◆ Source
Rates held, home sales forecasts got trimmed again, and fixed-rate mortgage shoppers are feeling the pinch of a wider gap versus variable. Here's what actually moves your money today.

1. The Bank of Canada held its rate at 2.25% — for the sixth straight time

The central bank kept its overnight rate unchanged on Wednesday, exactly as economists expected, while trimming its 2026 growth outlook. Policymakers flagged that inflation is gradually cooling but said lingering geopolitical risk and U.S. trade uncertainty keep them cautious about moving in either direction. The next scheduled decision is September 2.

What it means for you: Prime rate stays at 4.45%, so variable mortgages, HELOCs, and lines of credit don't move this month. If you're on a variable rate, your payment is unchanged. Savings account and GIC rates aren't likely to shift much either.

2. CREA cut its 2026 home sales forecast again — now expecting a decline

The Canadian Real Estate Association now projects national home sales will finish 2026 down about 1.4% from last year, a reversal from the small gain it had penciled in back in April. June sales did edge up for a third straight month, and CREA's economist called the rate hold a "huge milestone" that could support a stronger back half of the year. The national average price is forecast to land around $686,700, up modestly from 2025. Ontario is now the only province expected to see sales grow this year.

What it means for you: Buyers outside Ontario may keep some negotiating leverage into the fall. Sellers should temper expectations on bidding-war pricing. Landlords weighing a sale should watch local, not just national, numbers — the provincial split is wide this year.

3. The fixed-variable mortgage gap is the widest it's been in years

The best 5-year fixed rates are sitting near 3.94%, while 5-year variable is closer to 3.25–3.45%, depending on the lender — a gap approaching a full percentage point. Fixed rates track Government of Canada bond yields, and those yields have been pushed up by renewed Middle East tensions and trade-policy uncertainty, even though the Bank of Canada's own rate hasn't moved.

What it means for you: If you're renewing or shopping for a mortgage, the math has shifted further toward variable for anyone who can stomach potential rate movement. If you value payment certainty, a shorter fixed term (2–3 year) may be worth comparing against a full 5-year fixed before you lock in.

◆ Extracted information

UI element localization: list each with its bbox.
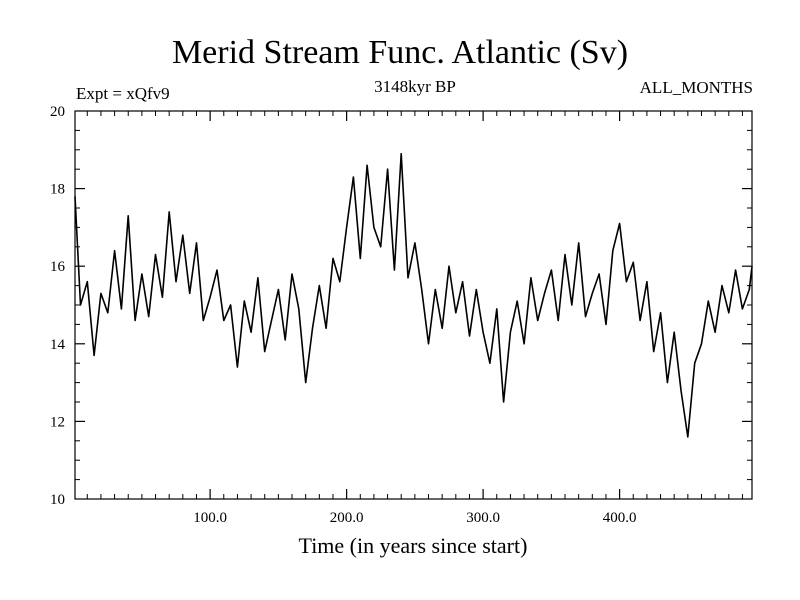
x-tick-label: 100.0 <box>193 510 227 526</box>
chart-title: Merid Stream Func. Atlantic (Sv) <box>171 34 629 71</box>
y-tick-label: 10 <box>50 492 65 508</box>
major-ticks <box>75 111 752 499</box>
x-tick-label: 300.0 <box>466 510 500 526</box>
experiment-label: Expt = xQfv9 <box>76 84 170 103</box>
months-label: ALL_MONTHS <box>639 78 753 97</box>
y-tick-label: 18 <box>50 182 65 198</box>
x-tick-label: 400.0 <box>603 510 637 526</box>
period-label: 3148kyr BP <box>374 77 456 96</box>
minor-ticks <box>75 111 752 499</box>
series-line <box>74 152 753 438</box>
tick-labels: 100.0 200.0 300.0 400.0 10 12 14 16 18 20 <box>50 104 636 526</box>
series-layer <box>74 152 753 438</box>
y-tick-label: 12 <box>50 414 65 430</box>
x-tick-label: 200.0 <box>330 510 364 526</box>
y-tick-label: 20 <box>50 104 65 120</box>
x-axis-label: Time (in years since start) <box>299 533 528 558</box>
y-tick-label: 14 <box>50 337 66 353</box>
y-tick-label: 16 <box>50 259 66 275</box>
plot-frame <box>74 110 753 500</box>
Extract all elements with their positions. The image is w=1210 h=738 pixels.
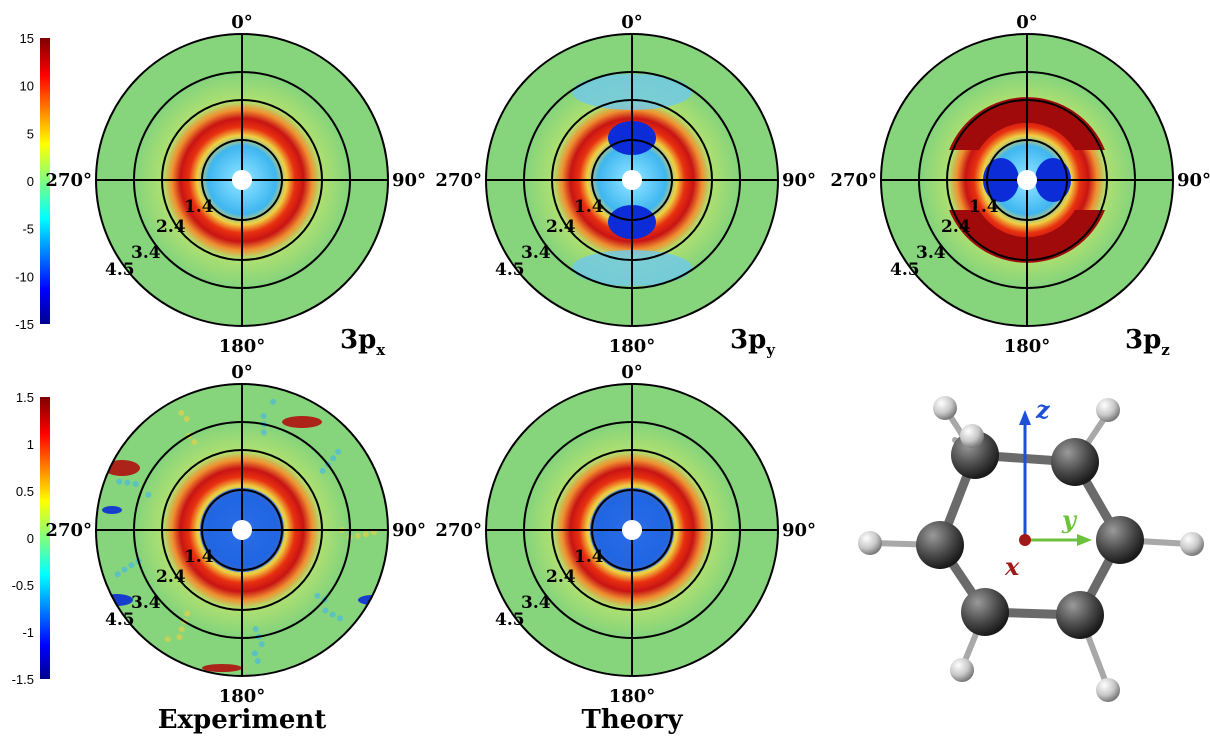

◆ Exercise objective
Please repeat the part of the news roundup that opens with the words containing "What it means for you: If" and closes with "you lock in.", substituting "predictable payments" for "payment certainty".

◆ Result
What it means for you: If you're renewing or shopping for a mortgage, the math has shifted further toward variable for anyone who can stomach potential rate movement. If you value predictable payments, a shorter fixed term (2–3 year) may be worth comparing against a full 5-year fixed before you lock in.